======== Document excerpt
Woman shares on tiktok the huge difference in size 14 jeans Old Navy

@justablusmom shares on tiktok the huge difference in size 14 jeans

People tend to love math because it's truth is absolute and permanent. 1x1 is always 1. 2 + 2 is always 4. However, when it comes to the world of women's fashion, tried and true mathematical principles fall to the wayside. A Target 4 is more like an H&M 6, and a Free People 12. This is the non logic that women consistently go through just to buy a pair of pants.

Megan Perkins (@justablusmom) created a Tiktok video to reveal just how much of a minefield the retail sizing systems are, and hopefully it will encourage women to just STOP letting arbitrary numbers determine their self image, or, as Megan put in her video's caption: "Don't judge your body by the number on the label."



@justablusmom

Don’t judge your body by the number on the label. #womensfashion #bodypositivity #itsjustanumber



In the video, Megan took four pairs of size 14 jeans, "different styles, all button fly," from Old Navy, which were placed neatly on top of one another. As she pans to the left, the discrepancy between sizes is…apparent, to say the least.

Noting in the video that she's only "talking about waist sizes," she began differentiating how each pant fit. One was huge, one fit perfectly, another a little snug, and the top couldn't fit over her hips. The on-screen text aptly read: "it's not you, it's them."

Megan's video began with "and this is why women hate their bodies." And she's not wrong. It's already been documented how the radical sizing difference can negatively impact body image, especially, teenage girls who think that their fat because suddenly they went up a dress size. I mean, really, how can size 4 be the universally accepted "ideal size" promoted by magazines and clothing brand companies if we can't even agree on what a size 4 really is?

Even if it doesn't affect your self esteem, man-oh-man is a nuisance. As someone who somehow ranges between a 2 and an 8 myself, I seriously am in awe of people who can buy jeans online. Several TikTok users wondered why we couldn't incorporate the simple universal sizing the men's clothing has.

"Meanwhile my husband can buy 36x34s at ANY store and they all fit." one commenter astutely put.

Okay, okay, okay. The woman did say they were different styles, right? Could that have made some impact on the sizing? An Old Navy worker seemed to think so, claiming that "this isn't a fair comparison. Those are different styles of jeans. They are designed to fit differently."
================
======== Collected data
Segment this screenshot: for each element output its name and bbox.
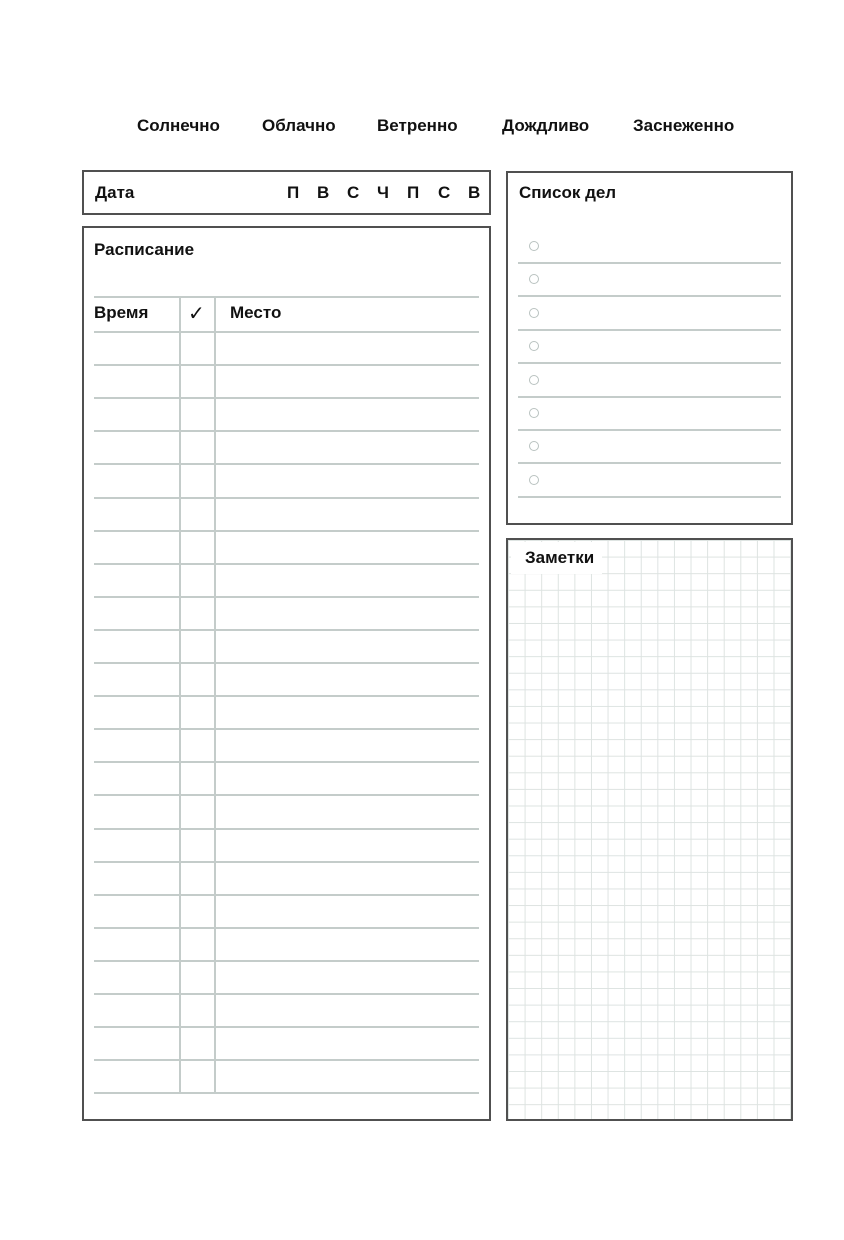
================
**Work to complete**
a – Reproduce the passage of the jeans sizing article from "Megan's video began" up to and including "men's clothing has.".
b – List every hashtag in the caption quoted in the jeans sizing article.
c – According to the jeans sizing article, how many pairs of size 14 jeans did Megan take from Old Navy for her video?

**Results for the exercise**
a –
Megan's video began with "and this is why women hate their bodies." And she's not wrong. It's already been documented how the radical sizing difference can negatively impact body image, especially, teenage girls who think that their fat because suddenly they went up a dress size. I mean, really, how can size 4 be the universally accepted "ideal size" promoted by magazines and clothing brand companies if we can't even agree on what a size 4 really is?

Even if it doesn't affect your self esteem, man-oh-man is a nuisance. As someone who somehow ranges between a 2 and an 8 myself, I seriously am in awe of people who can buy jeans online. Several TikTok users wondered why we couldn't incorporate the simple universal sizing the men's clothing has.

b – #womensfashion, #bodypositivity, #itsjustanumber

c – Four pairs.